Exercise objective: Skip every picture and transcribe the remaining material exactly.

Figure dataset records:

++++++++

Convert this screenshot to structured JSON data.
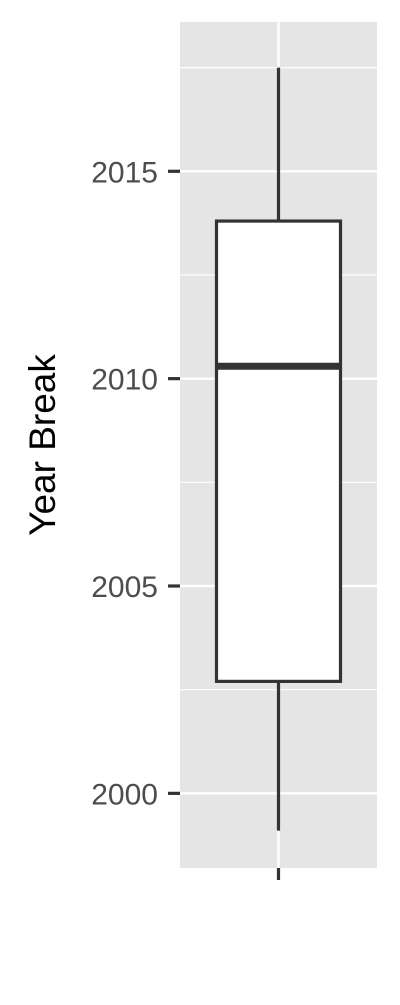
{
  "chart_data": {
    "type": "boxplot",
    "title": "",
    "xlabel": "",
    "ylabel": "Year Break",
    "ylim": [
      1998.2,
      2018.6
    ],
    "y_ticks": [
      2000,
      2005,
      2010,
      2015
    ],
    "y_tick_labels": [
      "2000",
      "2005",
      "2010",
      "2015"
    ],
    "grid": true,
    "legend": "none",
    "boxes": [
      {
        "min": 1999.1,
        "q1": 2002.7,
        "median": 2010.3,
        "q3": 2013.8,
        "max": 2017.5
      }
    ],
    "colors": {
      "panel_background": "#e5e5e5",
      "gridline": "#ffffff",
      "box_fill": "#ffffff",
      "box_stroke": "#333333",
      "axis_text": "#4d4d4d",
      "axis_title": "#000000",
      "tick": "#333333"
    }
  }
}
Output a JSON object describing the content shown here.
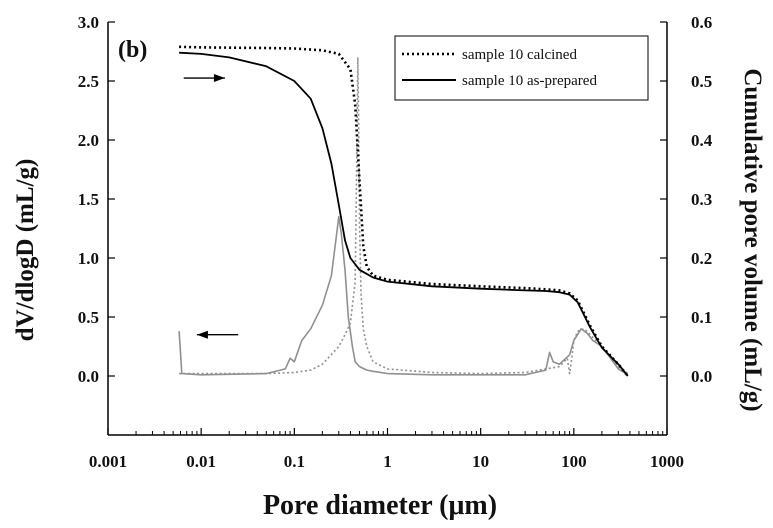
{
  "chart_data": {
    "type": "line",
    "panel_label": "(b)",
    "xlabel": "Pore diameter  (μm)",
    "ylabel_left": "dV/dlogD  (mL/g)",
    "ylabel_right": "Cumulative pore volume  (mL/g)",
    "x_scale": "log",
    "xlim": [
      0.001,
      1000
    ],
    "ylim_left": [
      -0.5,
      3.0
    ],
    "ylim_right": [
      -0.1,
      0.6
    ],
    "x_ticks": [
      "0.001",
      "0.01",
      "0.1",
      "1",
      "10",
      "100",
      "1000"
    ],
    "x_tick_values": [
      0.001,
      0.01,
      0.1,
      1,
      10,
      100,
      1000
    ],
    "y_ticks_left": [
      "0.0",
      "0.5",
      "1.0",
      "1.5",
      "2.0",
      "2.5",
      "3.0"
    ],
    "y_tick_values_left": [
      0.0,
      0.5,
      1.0,
      1.5,
      2.0,
      2.5,
      3.0
    ],
    "y_ticks_right": [
      "0.0",
      "0.1",
      "0.2",
      "0.3",
      "0.4",
      "0.5",
      "0.6"
    ],
    "y_tick_values_right": [
      0.0,
      0.1,
      0.2,
      0.3,
      0.4,
      0.5,
      0.6
    ],
    "grid": false,
    "legend_position": "top-right",
    "legend": [
      "sample 10 calcined",
      "sample 10 as-prepared"
    ],
    "series": [
      {
        "name": "sample 10 calcined",
        "role": "cumulative",
        "axis": "right",
        "style": "dotted",
        "color": "#000000",
        "x": [
          0.0058,
          0.01,
          0.05,
          0.1,
          0.2,
          0.3,
          0.4,
          0.45,
          0.5,
          0.55,
          0.6,
          0.7,
          1,
          3,
          10,
          30,
          50,
          70,
          90,
          110,
          130,
          150,
          200,
          300,
          380
        ],
        "y": [
          0.558,
          0.557,
          0.556,
          0.555,
          0.552,
          0.546,
          0.52,
          0.46,
          0.33,
          0.22,
          0.185,
          0.17,
          0.163,
          0.156,
          0.152,
          0.149,
          0.147,
          0.145,
          0.14,
          0.128,
          0.105,
          0.085,
          0.05,
          0.02,
          0.0
        ]
      },
      {
        "name": "sample 10 as-prepared",
        "role": "cumulative",
        "axis": "right",
        "style": "solid",
        "color": "#000000",
        "x": [
          0.0058,
          0.01,
          0.02,
          0.05,
          0.1,
          0.15,
          0.2,
          0.25,
          0.3,
          0.35,
          0.4,
          0.5,
          0.7,
          1,
          3,
          10,
          30,
          50,
          70,
          90,
          110,
          130,
          150,
          200,
          300,
          380
        ],
        "y": [
          0.548,
          0.546,
          0.54,
          0.525,
          0.5,
          0.47,
          0.42,
          0.36,
          0.29,
          0.23,
          0.2,
          0.18,
          0.167,
          0.16,
          0.152,
          0.148,
          0.145,
          0.144,
          0.142,
          0.138,
          0.125,
          0.102,
          0.082,
          0.048,
          0.02,
          0.0
        ]
      },
      {
        "name": "sample 10 calcined",
        "role": "distribution",
        "axis": "left",
        "style": "dotted",
        "color": "#909090",
        "x": [
          0.0058,
          0.05,
          0.1,
          0.15,
          0.2,
          0.3,
          0.35,
          0.4,
          0.45,
          0.47,
          0.48,
          0.49,
          0.5,
          0.52,
          0.55,
          0.6,
          0.7,
          1,
          3,
          10,
          30,
          70,
          85,
          90,
          95,
          100,
          110,
          130,
          150,
          200,
          300,
          380
        ],
        "y": [
          0.02,
          0.02,
          0.03,
          0.05,
          0.1,
          0.25,
          0.35,
          0.45,
          0.8,
          2.0,
          2.7,
          2.2,
          1.3,
          0.7,
          0.4,
          0.25,
          0.12,
          0.06,
          0.03,
          0.02,
          0.03,
          0.08,
          0.15,
          0.02,
          0.15,
          0.3,
          0.38,
          0.4,
          0.35,
          0.25,
          0.08,
          0.02
        ]
      },
      {
        "name": "sample 10 as-prepared",
        "role": "distribution",
        "axis": "left",
        "style": "solid",
        "color": "#909090",
        "x": [
          0.0058,
          0.006,
          0.0062,
          0.01,
          0.05,
          0.08,
          0.09,
          0.1,
          0.12,
          0.15,
          0.2,
          0.25,
          0.3,
          0.32,
          0.35,
          0.38,
          0.42,
          0.45,
          0.5,
          0.6,
          0.7,
          1,
          3,
          10,
          30,
          50,
          55,
          60,
          70,
          90,
          100,
          120,
          140,
          160,
          200,
          300,
          380
        ],
        "y": [
          0.38,
          0.2,
          0.02,
          0.01,
          0.02,
          0.06,
          0.15,
          0.12,
          0.3,
          0.4,
          0.6,
          0.85,
          1.35,
          1.2,
          0.9,
          0.5,
          0.25,
          0.12,
          0.08,
          0.05,
          0.04,
          0.02,
          0.01,
          0.01,
          0.01,
          0.05,
          0.2,
          0.12,
          0.1,
          0.18,
          0.3,
          0.4,
          0.36,
          0.3,
          0.25,
          0.06,
          0.01
        ]
      }
    ],
    "annotations": [
      {
        "type": "arrow",
        "direction": "right",
        "axis": "right",
        "x_start": 0.0065,
        "x_end": 0.018,
        "y": 0.505
      },
      {
        "type": "arrow",
        "direction": "left",
        "axis": "left",
        "x_start": 0.025,
        "x_end": 0.009,
        "y": 0.35
      }
    ]
  }
}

++++++++

Reply:
Convert this screenshot to structured JSON data.
{
  "chart_data": {
    "type": "boxplot",
    "title": "",
    "xlabel": "",
    "ylabel": "Year Break",
    "ylim": [
      1998.2,
      2018.6
    ],
    "y_ticks": [
      2000,
      2005,
      2010,
      2015
    ],
    "y_tick_labels": [
      "2000",
      "2005",
      "2010",
      "2015"
    ],
    "grid": true,
    "legend": "none",
    "boxes": [
      {
        "min": 1999.1,
        "q1": 2002.7,
        "median": 2010.3,
        "q3": 2013.8,
        "max": 2017.5
      }
    ],
    "colors": {
      "panel_background": "#e5e5e5",
      "gridline": "#ffffff",
      "box_fill": "#ffffff",
      "box_stroke": "#333333",
      "axis_text": "#4d4d4d",
      "axis_title": "#000000",
      "tick": "#333333"
    }
  }
}
Output a JSON object describing the content shown here.
{
  "chart_data": {
    "type": "line",
    "panel_label": "(b)",
    "xlabel": "Pore diameter  (μm)",
    "ylabel_left": "dV/dlogD  (mL/g)",
    "ylabel_right": "Cumulative pore volume  (mL/g)",
    "x_scale": "log",
    "xlim": [
      0.001,
      1000
    ],
    "ylim_left": [
      -0.5,
      3.0
    ],
    "ylim_right": [
      -0.1,
      0.6
    ],
    "x_ticks": [
      "0.001",
      "0.01",
      "0.1",
      "1",
      "10",
      "100",
      "1000"
    ],
    "x_tick_values": [
      0.001,
      0.01,
      0.1,
      1,
      10,
      100,
      1000
    ],
    "y_ticks_left": [
      "0.0",
      "0.5",
      "1.0",
      "1.5",
      "2.0",
      "2.5",
      "3.0"
    ],
    "y_tick_values_left": [
      0.0,
      0.5,
      1.0,
      1.5,
      2.0,
      2.5,
      3.0
    ],
    "y_ticks_right": [
      "0.0",
      "0.1",
      "0.2",
      "0.3",
      "0.4",
      "0.5",
      "0.6"
    ],
    "y_tick_values_right": [
      0.0,
      0.1,
      0.2,
      0.3,
      0.4,
      0.5,
      0.6
    ],
    "grid": false,
    "legend_position": "top-right",
    "legend": [
      "sample 10 calcined",
      "sample 10 as-prepared"
    ],
    "series": [
      {
        "name": "sample 10 calcined",
        "role": "cumulative",
        "axis": "right",
        "style": "dotted",
        "color": "#000000",
        "x": [
          0.0058,
          0.01,
          0.05,
          0.1,
          0.2,
          0.3,
          0.4,
          0.45,
          0.5,
          0.55,
          0.6,
          0.7,
          1,
          3,
          10,
          30,
          50,
          70,
          90,
          110,
          130,
          150,
          200,
          300,
          380
        ],
        "y": [
          0.558,
          0.557,
          0.556,
          0.555,
          0.552,
          0.546,
          0.52,
          0.46,
          0.33,
          0.22,
          0.185,
          0.17,
          0.163,
          0.156,
          0.152,
          0.149,
          0.147,
          0.145,
          0.14,
          0.128,
          0.105,
          0.085,
          0.05,
          0.02,
          0.0
        ]
      },
      {
        "name": "sample 10 as-prepared",
        "role": "cumulative",
        "axis": "right",
        "style": "solid",
        "color": "#000000",
        "x": [
          0.0058,
          0.01,
          0.02,
          0.05,
          0.1,
          0.15,
          0.2,
          0.25,
          0.3,
          0.35,
          0.4,
          0.5,
          0.7,
          1,
          3,
          10,
          30,
          50,
          70,
          90,
          110,
          130,
          150,
          200,
          300,
          380
        ],
        "y": [
          0.548,
          0.546,
          0.54,
          0.525,
          0.5,
          0.47,
          0.42,
          0.36,
          0.29,
          0.23,
          0.2,
          0.18,
          0.167,
          0.16,
          0.152,
          0.148,
          0.145,
          0.144,
          0.142,
          0.138,
          0.125,
          0.102,
          0.082,
          0.048,
          0.02,
          0.0
        ]
      },
      {
        "name": "sample 10 calcined",
        "role": "distribution",
        "axis": "left",
        "style": "dotted",
        "color": "#909090",
        "x": [
          0.0058,
          0.05,
          0.1,
          0.15,
          0.2,
          0.3,
          0.35,
          0.4,
          0.45,
          0.47,
          0.48,
          0.49,
          0.5,
          0.52,
          0.55,
          0.6,
          0.7,
          1,
          3,
          10,
          30,
          70,
          85,
          90,
          95,
          100,
          110,
          130,
          150,
          200,
          300,
          380
        ],
        "y": [
          0.02,
          0.02,
          0.03,
          0.05,
          0.1,
          0.25,
          0.35,
          0.45,
          0.8,
          2.0,
          2.7,
          2.2,
          1.3,
          0.7,
          0.4,
          0.25,
          0.12,
          0.06,
          0.03,
          0.02,
          0.03,
          0.08,
          0.15,
          0.02,
          0.15,
          0.3,
          0.38,
          0.4,
          0.35,
          0.25,
          0.08,
          0.02
        ]
      },
      {
        "name": "sample 10 as-prepared",
        "role": "distribution",
        "axis": "left",
        "style": "solid",
        "color": "#909090",
        "x": [
          0.0058,
          0.006,
          0.0062,
          0.01,
          0.05,
          0.08,
          0.09,
          0.1,
          0.12,
          0.15,
          0.2,
          0.25,
          0.3,
          0.32,
          0.35,
          0.38,
          0.42,
          0.45,
          0.5,
          0.6,
          0.7,
          1,
          3,
          10,
          30,
          50,
          55,
          60,
          70,
          90,
          100,
          120,
          140,
          160,
          200,
          300,
          380
        ],
        "y": [
          0.38,
          0.2,
          0.02,
          0.01,
          0.02,
          0.06,
          0.15,
          0.12,
          0.3,
          0.4,
          0.6,
          0.85,
          1.35,
          1.2,
          0.9,
          0.5,
          0.25,
          0.12,
          0.08,
          0.05,
          0.04,
          0.02,
          0.01,
          0.01,
          0.01,
          0.05,
          0.2,
          0.12,
          0.1,
          0.18,
          0.3,
          0.4,
          0.36,
          0.3,
          0.25,
          0.06,
          0.01
        ]
      }
    ],
    "annotations": [
      {
        "type": "arrow",
        "direction": "right",
        "axis": "right",
        "x_start": 0.0065,
        "x_end": 0.018,
        "y": 0.505
      },
      {
        "type": "arrow",
        "direction": "left",
        "axis": "left",
        "x_start": 0.025,
        "x_end": 0.009,
        "y": 0.35
      }
    ]
  }
}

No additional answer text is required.